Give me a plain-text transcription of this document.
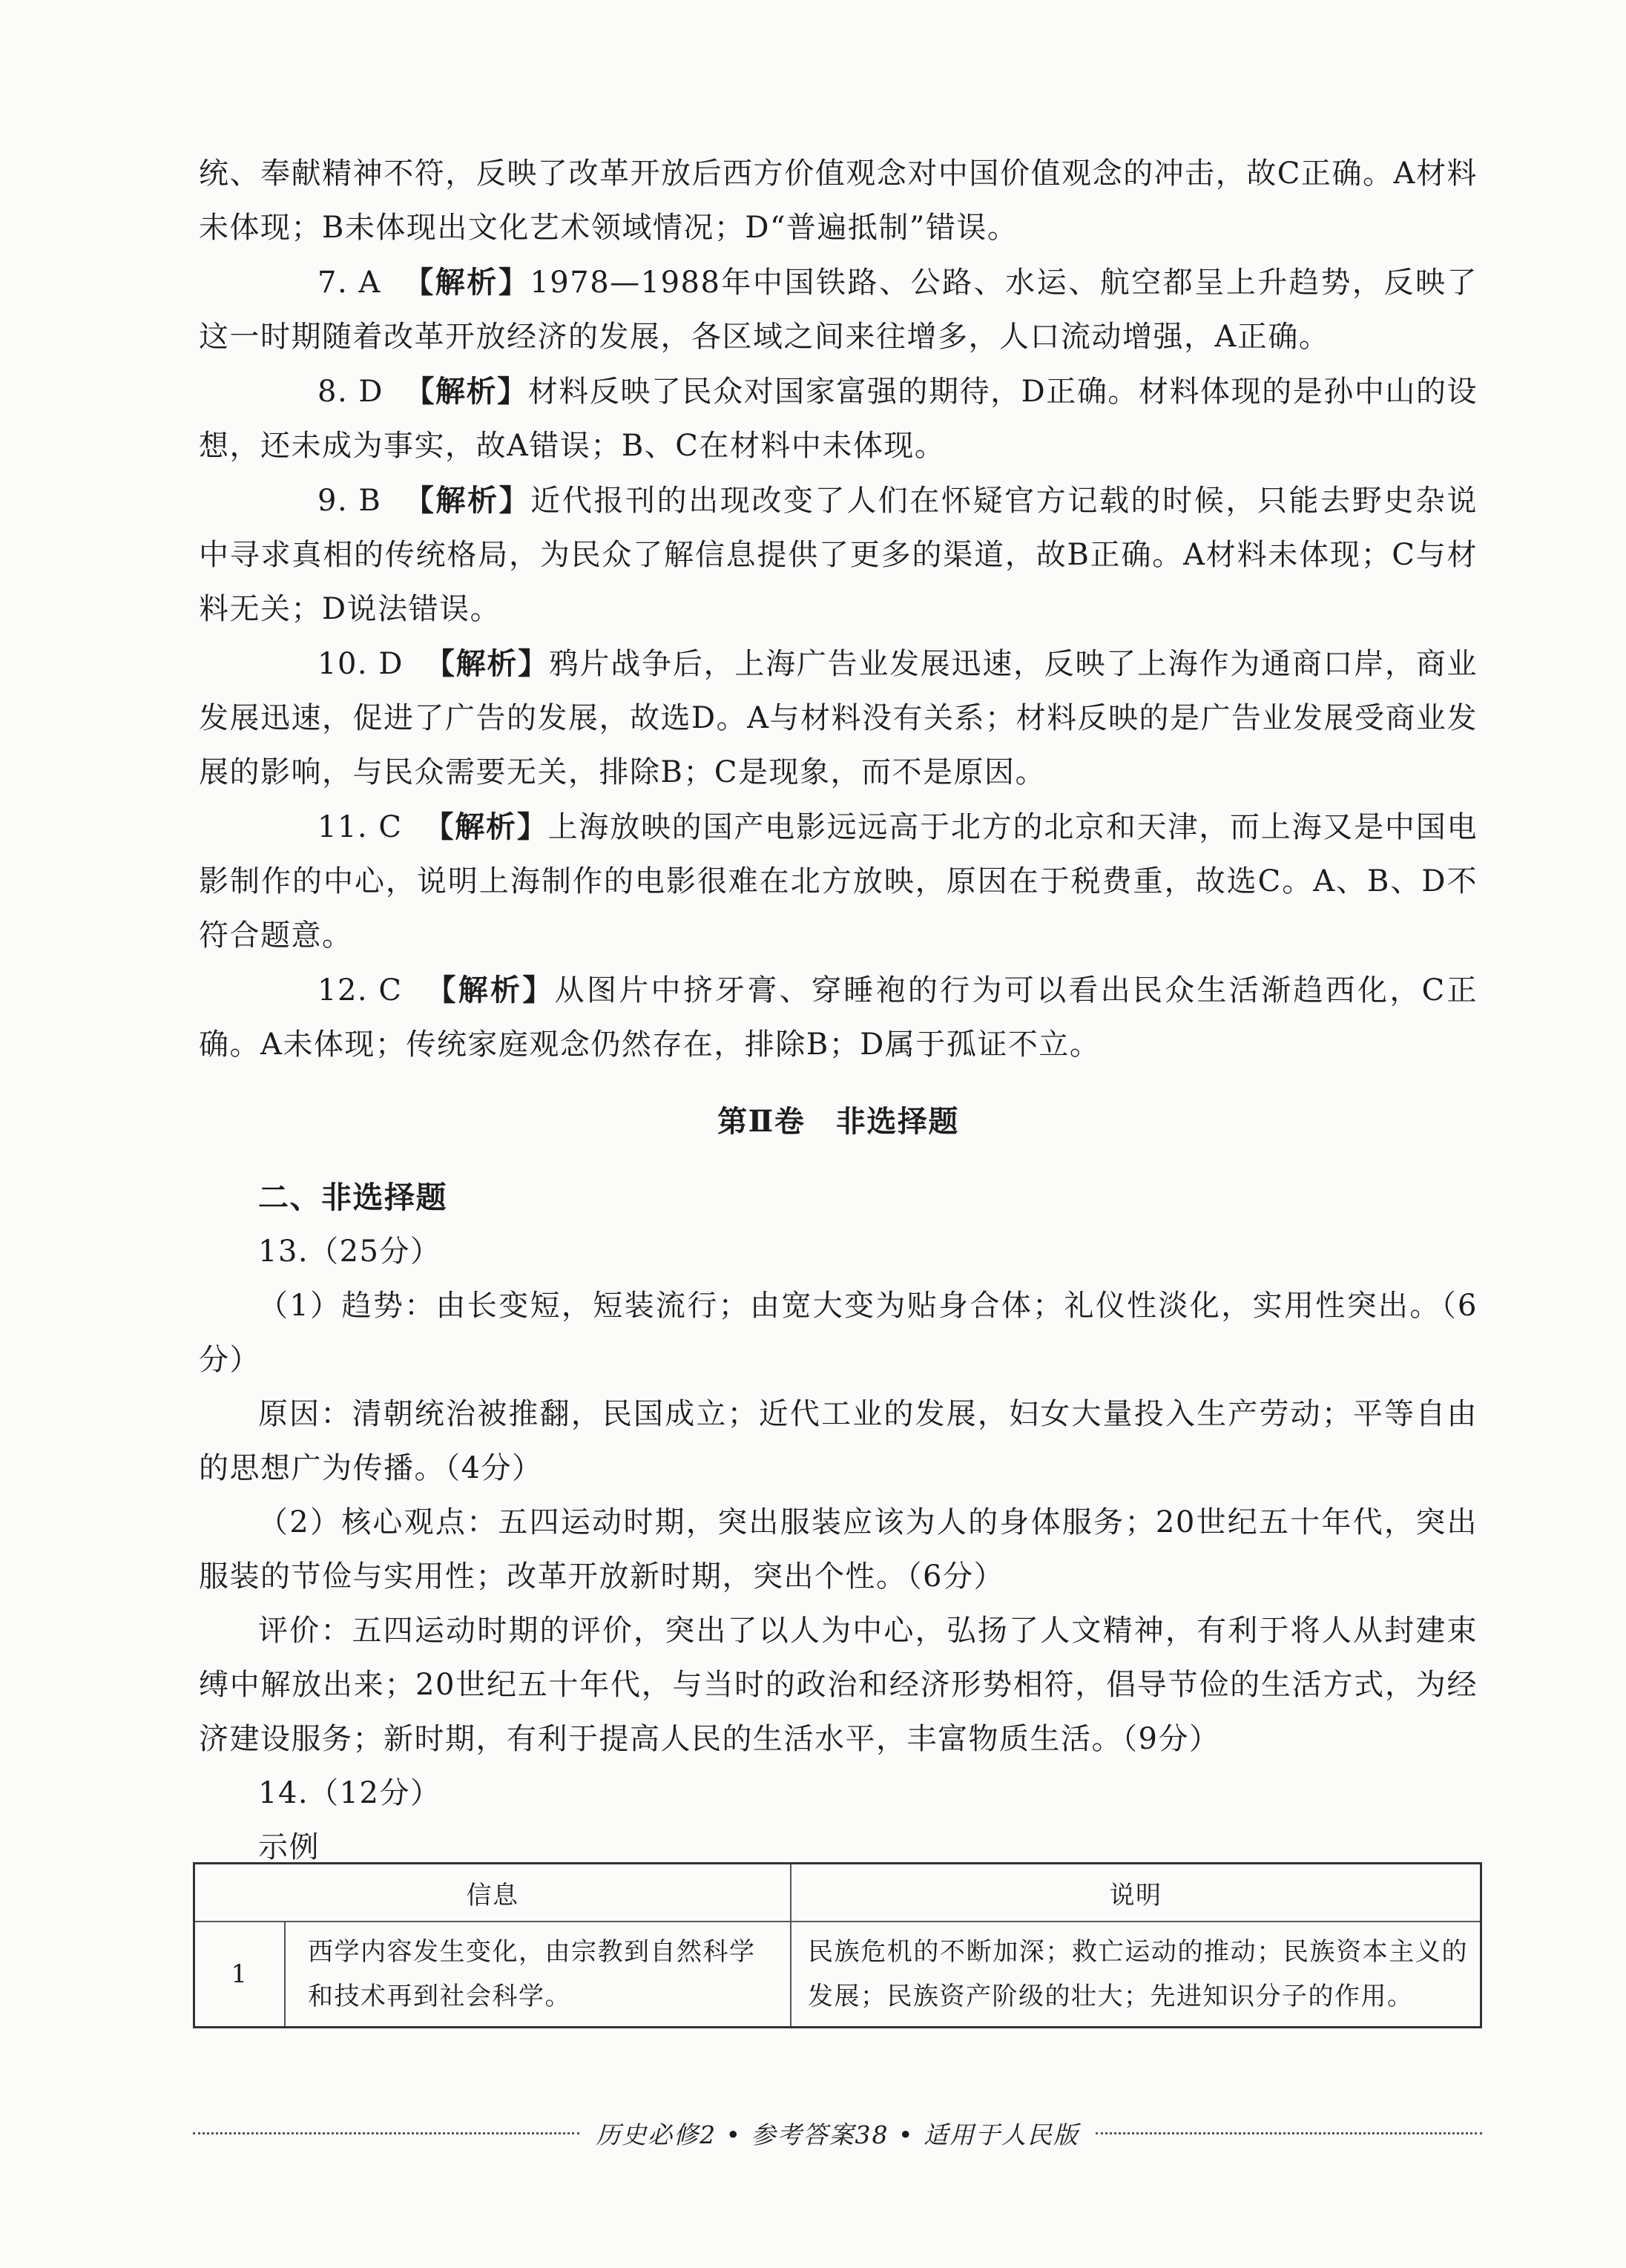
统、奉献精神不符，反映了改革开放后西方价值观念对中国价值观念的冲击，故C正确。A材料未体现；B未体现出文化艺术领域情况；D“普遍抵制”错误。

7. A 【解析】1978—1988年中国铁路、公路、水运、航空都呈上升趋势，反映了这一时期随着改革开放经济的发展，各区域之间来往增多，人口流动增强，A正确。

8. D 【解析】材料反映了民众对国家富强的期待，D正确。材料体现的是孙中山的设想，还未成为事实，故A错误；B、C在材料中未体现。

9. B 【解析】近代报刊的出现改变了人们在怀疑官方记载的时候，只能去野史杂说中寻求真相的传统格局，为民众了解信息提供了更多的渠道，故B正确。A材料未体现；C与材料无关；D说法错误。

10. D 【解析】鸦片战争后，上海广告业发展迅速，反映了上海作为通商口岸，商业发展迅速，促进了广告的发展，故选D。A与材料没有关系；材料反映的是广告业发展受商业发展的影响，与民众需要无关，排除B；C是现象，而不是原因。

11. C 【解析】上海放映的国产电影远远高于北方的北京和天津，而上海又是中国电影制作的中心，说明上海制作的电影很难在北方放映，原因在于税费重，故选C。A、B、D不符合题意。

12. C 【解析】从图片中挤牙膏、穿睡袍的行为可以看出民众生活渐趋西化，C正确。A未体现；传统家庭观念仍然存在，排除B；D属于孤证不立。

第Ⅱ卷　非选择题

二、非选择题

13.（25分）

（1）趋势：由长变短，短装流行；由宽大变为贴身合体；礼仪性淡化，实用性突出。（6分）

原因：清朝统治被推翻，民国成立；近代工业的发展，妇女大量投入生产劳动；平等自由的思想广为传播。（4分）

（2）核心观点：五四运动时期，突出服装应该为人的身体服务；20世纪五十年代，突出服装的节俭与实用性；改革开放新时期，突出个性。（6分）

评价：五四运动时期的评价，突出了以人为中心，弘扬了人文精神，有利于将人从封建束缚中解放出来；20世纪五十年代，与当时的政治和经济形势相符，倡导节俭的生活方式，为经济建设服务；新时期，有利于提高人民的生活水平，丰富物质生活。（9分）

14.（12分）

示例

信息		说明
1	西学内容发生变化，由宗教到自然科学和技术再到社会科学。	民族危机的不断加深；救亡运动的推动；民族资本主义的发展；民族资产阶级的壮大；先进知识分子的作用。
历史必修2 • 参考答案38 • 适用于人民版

==

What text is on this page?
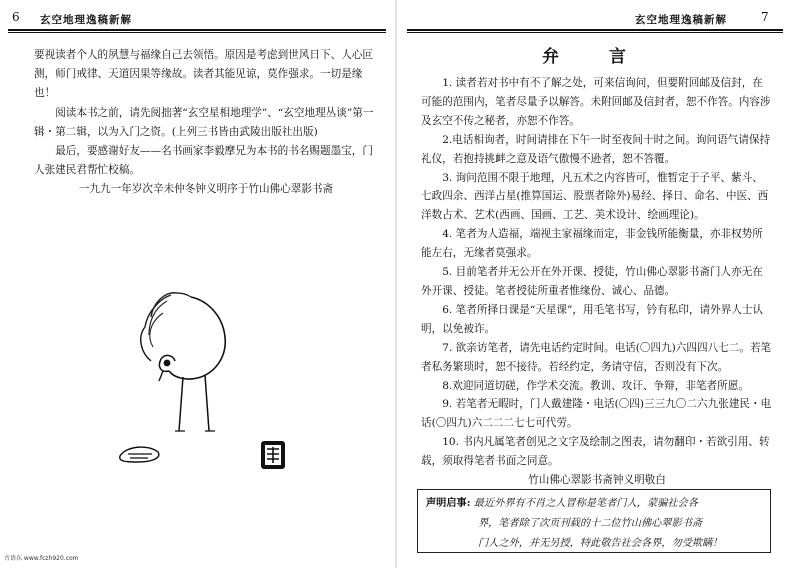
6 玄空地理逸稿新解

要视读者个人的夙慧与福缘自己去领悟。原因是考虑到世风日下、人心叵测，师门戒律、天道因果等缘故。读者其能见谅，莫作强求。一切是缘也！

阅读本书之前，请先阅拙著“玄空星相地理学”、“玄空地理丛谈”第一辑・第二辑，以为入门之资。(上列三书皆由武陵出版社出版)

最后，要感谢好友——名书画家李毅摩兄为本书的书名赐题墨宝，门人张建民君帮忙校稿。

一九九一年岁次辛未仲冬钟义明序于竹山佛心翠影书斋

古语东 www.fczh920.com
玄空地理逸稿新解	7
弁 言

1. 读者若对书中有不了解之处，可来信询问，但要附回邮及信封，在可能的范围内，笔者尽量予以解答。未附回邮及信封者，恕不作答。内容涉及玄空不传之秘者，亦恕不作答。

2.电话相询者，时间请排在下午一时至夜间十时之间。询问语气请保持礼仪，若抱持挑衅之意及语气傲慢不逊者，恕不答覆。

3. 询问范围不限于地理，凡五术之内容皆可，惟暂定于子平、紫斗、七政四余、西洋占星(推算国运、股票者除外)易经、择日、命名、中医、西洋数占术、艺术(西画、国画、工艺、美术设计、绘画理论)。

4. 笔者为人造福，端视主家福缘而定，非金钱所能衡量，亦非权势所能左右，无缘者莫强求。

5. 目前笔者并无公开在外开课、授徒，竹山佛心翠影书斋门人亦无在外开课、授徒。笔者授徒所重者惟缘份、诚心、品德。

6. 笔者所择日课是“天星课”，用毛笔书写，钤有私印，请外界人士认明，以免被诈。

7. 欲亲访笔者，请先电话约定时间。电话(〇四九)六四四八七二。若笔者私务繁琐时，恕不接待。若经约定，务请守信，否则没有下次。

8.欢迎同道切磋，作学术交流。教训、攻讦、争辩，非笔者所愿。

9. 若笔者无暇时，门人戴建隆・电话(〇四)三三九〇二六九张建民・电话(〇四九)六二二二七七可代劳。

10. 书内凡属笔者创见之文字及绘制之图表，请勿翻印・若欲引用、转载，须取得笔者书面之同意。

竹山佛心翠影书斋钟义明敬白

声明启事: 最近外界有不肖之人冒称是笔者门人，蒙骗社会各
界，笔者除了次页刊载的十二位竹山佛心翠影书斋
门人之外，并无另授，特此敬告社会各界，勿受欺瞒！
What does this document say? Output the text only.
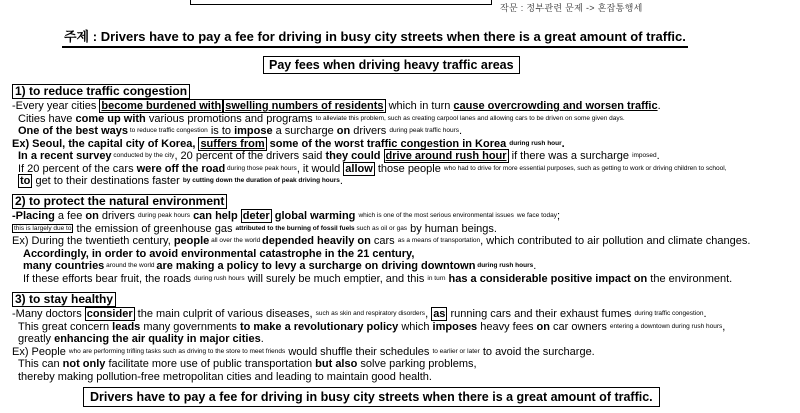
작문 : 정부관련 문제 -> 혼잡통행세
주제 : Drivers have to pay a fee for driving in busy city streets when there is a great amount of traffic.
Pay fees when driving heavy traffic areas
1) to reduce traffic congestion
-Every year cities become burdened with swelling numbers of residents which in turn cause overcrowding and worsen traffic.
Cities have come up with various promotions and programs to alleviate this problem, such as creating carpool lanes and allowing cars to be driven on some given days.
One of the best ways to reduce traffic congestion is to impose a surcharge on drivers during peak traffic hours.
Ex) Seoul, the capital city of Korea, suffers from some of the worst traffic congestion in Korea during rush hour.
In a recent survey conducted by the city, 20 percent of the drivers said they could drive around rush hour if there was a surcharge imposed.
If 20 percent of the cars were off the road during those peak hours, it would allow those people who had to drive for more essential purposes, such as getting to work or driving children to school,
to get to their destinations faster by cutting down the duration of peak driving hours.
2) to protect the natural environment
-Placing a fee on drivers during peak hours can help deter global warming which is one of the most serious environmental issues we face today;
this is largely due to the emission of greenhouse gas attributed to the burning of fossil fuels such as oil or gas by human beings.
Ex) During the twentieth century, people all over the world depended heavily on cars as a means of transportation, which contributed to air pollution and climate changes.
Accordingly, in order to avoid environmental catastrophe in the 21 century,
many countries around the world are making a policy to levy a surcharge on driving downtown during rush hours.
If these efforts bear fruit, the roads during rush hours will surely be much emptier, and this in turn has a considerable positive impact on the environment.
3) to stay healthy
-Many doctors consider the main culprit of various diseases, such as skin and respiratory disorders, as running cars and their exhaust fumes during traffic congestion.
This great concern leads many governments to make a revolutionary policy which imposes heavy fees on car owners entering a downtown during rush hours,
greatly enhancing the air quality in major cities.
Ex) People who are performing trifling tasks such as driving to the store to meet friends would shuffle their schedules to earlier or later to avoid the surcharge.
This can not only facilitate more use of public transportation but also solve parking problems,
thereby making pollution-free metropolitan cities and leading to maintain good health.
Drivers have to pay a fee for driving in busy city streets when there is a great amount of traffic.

**Description of the task:**
Read through the lines above and collect those that contain the string "driving".

**Result for this exercise:**
주제 : Drivers have to pay a fee for driving in busy city streets when there is a great amount of traffic.
Pay fees when driving heavy traffic areas
If 20 percent of the cars were off the road during those peak hours, it would allow those people who had to drive for more essential purposes, such as getting to work or driving children to school,
to get to their destinations faster by cutting down the duration of peak driving hours.
many countries around the world are making a policy to levy a surcharge on driving downtown during rush hours.
Ex) People who are performing trifling tasks such as driving to the store to meet friends would shuffle their schedules to earlier or later to avoid the surcharge.
Drivers have to pay a fee for driving in busy city streets when there is a great amount of traffic.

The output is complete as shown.